* PROBLEM *
Reproduce the listing below verbatim, line by line, with no changes.

_ _ _

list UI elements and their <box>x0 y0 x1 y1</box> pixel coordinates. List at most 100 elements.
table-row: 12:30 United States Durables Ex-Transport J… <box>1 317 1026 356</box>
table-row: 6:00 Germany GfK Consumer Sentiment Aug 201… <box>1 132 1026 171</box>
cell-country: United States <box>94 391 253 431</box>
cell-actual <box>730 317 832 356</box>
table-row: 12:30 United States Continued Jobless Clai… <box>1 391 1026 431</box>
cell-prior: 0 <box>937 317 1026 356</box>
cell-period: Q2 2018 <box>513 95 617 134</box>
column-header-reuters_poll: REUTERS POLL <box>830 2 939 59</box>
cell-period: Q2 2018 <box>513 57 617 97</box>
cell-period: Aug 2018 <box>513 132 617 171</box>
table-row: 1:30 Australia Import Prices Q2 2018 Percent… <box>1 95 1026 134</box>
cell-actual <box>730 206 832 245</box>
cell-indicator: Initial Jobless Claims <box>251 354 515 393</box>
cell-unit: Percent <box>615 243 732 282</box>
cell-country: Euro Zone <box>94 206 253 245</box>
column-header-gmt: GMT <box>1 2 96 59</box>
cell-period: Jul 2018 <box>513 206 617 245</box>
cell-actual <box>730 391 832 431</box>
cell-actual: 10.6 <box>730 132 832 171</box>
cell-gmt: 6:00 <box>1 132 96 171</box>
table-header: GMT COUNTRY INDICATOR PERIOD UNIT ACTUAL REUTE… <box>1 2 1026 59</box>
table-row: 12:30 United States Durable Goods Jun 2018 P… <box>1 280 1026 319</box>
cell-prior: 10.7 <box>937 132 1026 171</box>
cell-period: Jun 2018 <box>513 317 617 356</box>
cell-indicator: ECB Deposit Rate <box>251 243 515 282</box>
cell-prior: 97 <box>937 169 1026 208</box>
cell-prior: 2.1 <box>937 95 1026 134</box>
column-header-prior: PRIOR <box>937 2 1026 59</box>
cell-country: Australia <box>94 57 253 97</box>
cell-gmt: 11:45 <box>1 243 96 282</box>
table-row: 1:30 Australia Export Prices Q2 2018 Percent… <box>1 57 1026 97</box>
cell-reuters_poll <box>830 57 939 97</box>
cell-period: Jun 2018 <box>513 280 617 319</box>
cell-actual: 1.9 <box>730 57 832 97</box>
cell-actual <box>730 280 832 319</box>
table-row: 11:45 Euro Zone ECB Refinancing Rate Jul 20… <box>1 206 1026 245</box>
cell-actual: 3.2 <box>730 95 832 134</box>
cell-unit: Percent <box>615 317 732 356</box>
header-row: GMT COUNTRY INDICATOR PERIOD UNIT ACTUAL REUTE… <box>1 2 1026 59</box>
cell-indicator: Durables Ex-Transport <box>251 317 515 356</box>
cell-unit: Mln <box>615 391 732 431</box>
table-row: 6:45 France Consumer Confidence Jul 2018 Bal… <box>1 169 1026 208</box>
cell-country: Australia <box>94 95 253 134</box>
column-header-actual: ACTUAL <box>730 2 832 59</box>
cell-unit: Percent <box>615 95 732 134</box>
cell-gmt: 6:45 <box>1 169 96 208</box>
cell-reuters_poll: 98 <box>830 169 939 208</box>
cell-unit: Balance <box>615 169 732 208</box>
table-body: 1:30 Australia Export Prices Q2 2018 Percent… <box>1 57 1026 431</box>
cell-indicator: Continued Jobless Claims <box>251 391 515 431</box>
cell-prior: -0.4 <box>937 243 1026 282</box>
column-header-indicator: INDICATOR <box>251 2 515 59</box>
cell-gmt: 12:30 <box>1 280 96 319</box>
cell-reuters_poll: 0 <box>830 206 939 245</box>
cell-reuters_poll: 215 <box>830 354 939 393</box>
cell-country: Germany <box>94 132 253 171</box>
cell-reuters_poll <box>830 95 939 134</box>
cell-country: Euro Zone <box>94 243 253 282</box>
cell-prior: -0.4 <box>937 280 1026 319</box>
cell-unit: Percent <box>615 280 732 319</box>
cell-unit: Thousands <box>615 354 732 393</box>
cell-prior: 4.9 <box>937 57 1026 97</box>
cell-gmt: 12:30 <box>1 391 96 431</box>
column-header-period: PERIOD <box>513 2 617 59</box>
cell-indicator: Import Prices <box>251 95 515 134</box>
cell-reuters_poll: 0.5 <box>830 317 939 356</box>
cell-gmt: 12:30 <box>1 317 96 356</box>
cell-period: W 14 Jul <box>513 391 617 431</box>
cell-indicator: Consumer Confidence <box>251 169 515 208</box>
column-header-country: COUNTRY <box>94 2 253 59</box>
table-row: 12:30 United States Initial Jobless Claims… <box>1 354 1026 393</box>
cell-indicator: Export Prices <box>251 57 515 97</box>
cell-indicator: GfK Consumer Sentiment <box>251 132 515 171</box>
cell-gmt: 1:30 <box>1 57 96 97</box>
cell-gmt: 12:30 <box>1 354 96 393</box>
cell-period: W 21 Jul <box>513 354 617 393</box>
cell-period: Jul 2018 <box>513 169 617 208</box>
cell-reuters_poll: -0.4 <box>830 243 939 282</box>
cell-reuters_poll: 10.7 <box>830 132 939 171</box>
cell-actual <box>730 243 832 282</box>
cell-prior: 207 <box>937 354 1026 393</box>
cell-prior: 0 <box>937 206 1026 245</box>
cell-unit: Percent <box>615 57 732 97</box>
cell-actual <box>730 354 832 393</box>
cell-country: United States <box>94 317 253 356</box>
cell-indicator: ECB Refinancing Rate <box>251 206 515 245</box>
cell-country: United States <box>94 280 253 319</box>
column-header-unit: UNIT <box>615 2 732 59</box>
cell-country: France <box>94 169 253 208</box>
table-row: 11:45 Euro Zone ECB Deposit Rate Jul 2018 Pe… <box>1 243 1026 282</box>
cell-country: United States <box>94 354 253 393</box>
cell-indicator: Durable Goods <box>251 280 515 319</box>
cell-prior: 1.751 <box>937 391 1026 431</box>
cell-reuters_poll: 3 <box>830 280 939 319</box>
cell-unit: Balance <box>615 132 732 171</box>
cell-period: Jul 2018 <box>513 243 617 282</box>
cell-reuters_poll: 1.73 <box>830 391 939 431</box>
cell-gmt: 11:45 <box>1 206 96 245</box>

_ _ _

* COMPLETED TASK *
list UI elements and their <box>x0 y0 x1 y1</box> pixel coordinates. List at most 100 elements.
table-row: 12:30 United States Durables Ex-Transport J… <box>1 317 1026 356</box>
table-row: 6:00 Germany GfK Consumer Sentiment Aug 201… <box>1 132 1026 171</box>
cell-country: United States <box>94 391 253 431</box>
cell-actual <box>730 317 832 356</box>
table-row: 12:30 United States Continued Jobless Clai… <box>1 391 1026 431</box>
cell-prior: 0 <box>937 317 1026 356</box>
cell-period: Q2 2018 <box>513 95 617 134</box>
column-header-reuters_poll: REUTERS POLL <box>830 2 939 59</box>
cell-period: Q2 2018 <box>513 57 617 97</box>
cell-period: Aug 2018 <box>513 132 617 171</box>
table-row: 1:30 Australia Import Prices Q2 2018 Percent… <box>1 95 1026 134</box>
cell-actual <box>730 206 832 245</box>
cell-indicator: Initial Jobless Claims <box>251 354 515 393</box>
cell-unit: Percent <box>615 243 732 282</box>
cell-country: Euro Zone <box>94 206 253 245</box>
column-header-gmt: GMT <box>1 2 96 59</box>
cell-period: Jul 2018 <box>513 206 617 245</box>
cell-actual <box>730 391 832 431</box>
cell-actual: 10.6 <box>730 132 832 171</box>
cell-gmt: 6:00 <box>1 132 96 171</box>
table-header: GMT COUNTRY INDICATOR PERIOD UNIT ACTUAL REUTE… <box>1 2 1026 59</box>
table-row: 12:30 United States Durable Goods Jun 2018 P… <box>1 280 1026 319</box>
cell-prior: 10.7 <box>937 132 1026 171</box>
cell-period: Jun 2018 <box>513 317 617 356</box>
cell-indicator: ECB Deposit Rate <box>251 243 515 282</box>
cell-prior: 97 <box>937 169 1026 208</box>
cell-prior: 2.1 <box>937 95 1026 134</box>
column-header-prior: PRIOR <box>937 2 1026 59</box>
cell-country: Australia <box>94 57 253 97</box>
cell-gmt: 11:45 <box>1 243 96 282</box>
table-row: 1:30 Australia Export Prices Q2 2018 Percent… <box>1 57 1026 97</box>
cell-reuters_poll <box>830 57 939 97</box>
cell-period: Jun 2018 <box>513 280 617 319</box>
cell-actual: 1.9 <box>730 57 832 97</box>
cell-actual <box>730 280 832 319</box>
table-row: 11:45 Euro Zone ECB Refinancing Rate Jul 20… <box>1 206 1026 245</box>
cell-actual: 3.2 <box>730 95 832 134</box>
cell-unit: Percent <box>615 317 732 356</box>
header-row: GMT COUNTRY INDICATOR PERIOD UNIT ACTUAL REUTE… <box>1 2 1026 59</box>
cell-indicator: Durables Ex-Transport <box>251 317 515 356</box>
cell-unit: Mln <box>615 391 732 431</box>
table-row: 6:45 France Consumer Confidence Jul 2018 Bal… <box>1 169 1026 208</box>
cell-country: Australia <box>94 95 253 134</box>
column-header-actual: ACTUAL <box>730 2 832 59</box>
cell-unit: Percent <box>615 95 732 134</box>
cell-gmt: 6:45 <box>1 169 96 208</box>
cell-reuters_poll: 98 <box>830 169 939 208</box>
cell-unit: Balance <box>615 169 732 208</box>
table-body: 1:30 Australia Export Prices Q2 2018 Percent… <box>1 57 1026 431</box>
cell-indicator: Continued Jobless Claims <box>251 391 515 431</box>
cell-prior: -0.4 <box>937 243 1026 282</box>
column-header-indicator: INDICATOR <box>251 2 515 59</box>
cell-gmt: 12:30 <box>1 280 96 319</box>
cell-reuters_poll: 0 <box>830 206 939 245</box>
cell-reuters_poll: 215 <box>830 354 939 393</box>
cell-country: Germany <box>94 132 253 171</box>
cell-reuters_poll <box>830 95 939 134</box>
cell-country: Euro Zone <box>94 243 253 282</box>
cell-prior: -0.4 <box>937 280 1026 319</box>
cell-unit: Percent <box>615 280 732 319</box>
cell-unit: Thousands <box>615 354 732 393</box>
cell-prior: 4.9 <box>937 57 1026 97</box>
cell-gmt: 12:30 <box>1 391 96 431</box>
column-header-period: PERIOD <box>513 2 617 59</box>
cell-indicator: Import Prices <box>251 95 515 134</box>
cell-reuters_poll: 0.5 <box>830 317 939 356</box>
cell-gmt: 12:30 <box>1 317 96 356</box>
cell-period: W 14 Jul <box>513 391 617 431</box>
cell-indicator: Consumer Confidence <box>251 169 515 208</box>
column-header-country: COUNTRY <box>94 2 253 59</box>
table-row: 12:30 United States Initial Jobless Claims… <box>1 354 1026 393</box>
cell-indicator: Export Prices <box>251 57 515 97</box>
cell-indicator: GfK Consumer Sentiment <box>251 132 515 171</box>
cell-gmt: 1:30 <box>1 57 96 97</box>
cell-gmt: 12:30 <box>1 354 96 393</box>
cell-period: W 21 Jul <box>513 354 617 393</box>
cell-period: Jul 2018 <box>513 169 617 208</box>
cell-reuters_poll: -0.4 <box>830 243 939 282</box>
cell-reuters_poll: 10.7 <box>830 132 939 171</box>
cell-actual <box>730 243 832 282</box>
cell-prior: 207 <box>937 354 1026 393</box>
cell-prior: 0 <box>937 206 1026 245</box>
cell-unit: Percent <box>615 57 732 97</box>
cell-actual <box>730 354 832 393</box>
cell-country: United States <box>94 317 253 356</box>
cell-indicator: ECB Refinancing Rate <box>251 206 515 245</box>
cell-country: United States <box>94 280 253 319</box>
column-header-unit: UNIT <box>615 2 732 59</box>
cell-country: France <box>94 169 253 208</box>
table-row: 11:45 Euro Zone ECB Deposit Rate Jul 2018 Pe… <box>1 243 1026 282</box>
cell-country: United States <box>94 354 253 393</box>
cell-indicator: Durable Goods <box>251 280 515 319</box>
cell-prior: 1.751 <box>937 391 1026 431</box>
cell-reuters_poll: 3 <box>830 280 939 319</box>
cell-unit: Balance <box>615 132 732 171</box>
cell-period: Jul 2018 <box>513 243 617 282</box>
cell-reuters_poll: 1.73 <box>830 391 939 431</box>
cell-gmt: 11:45 <box>1 206 96 245</box>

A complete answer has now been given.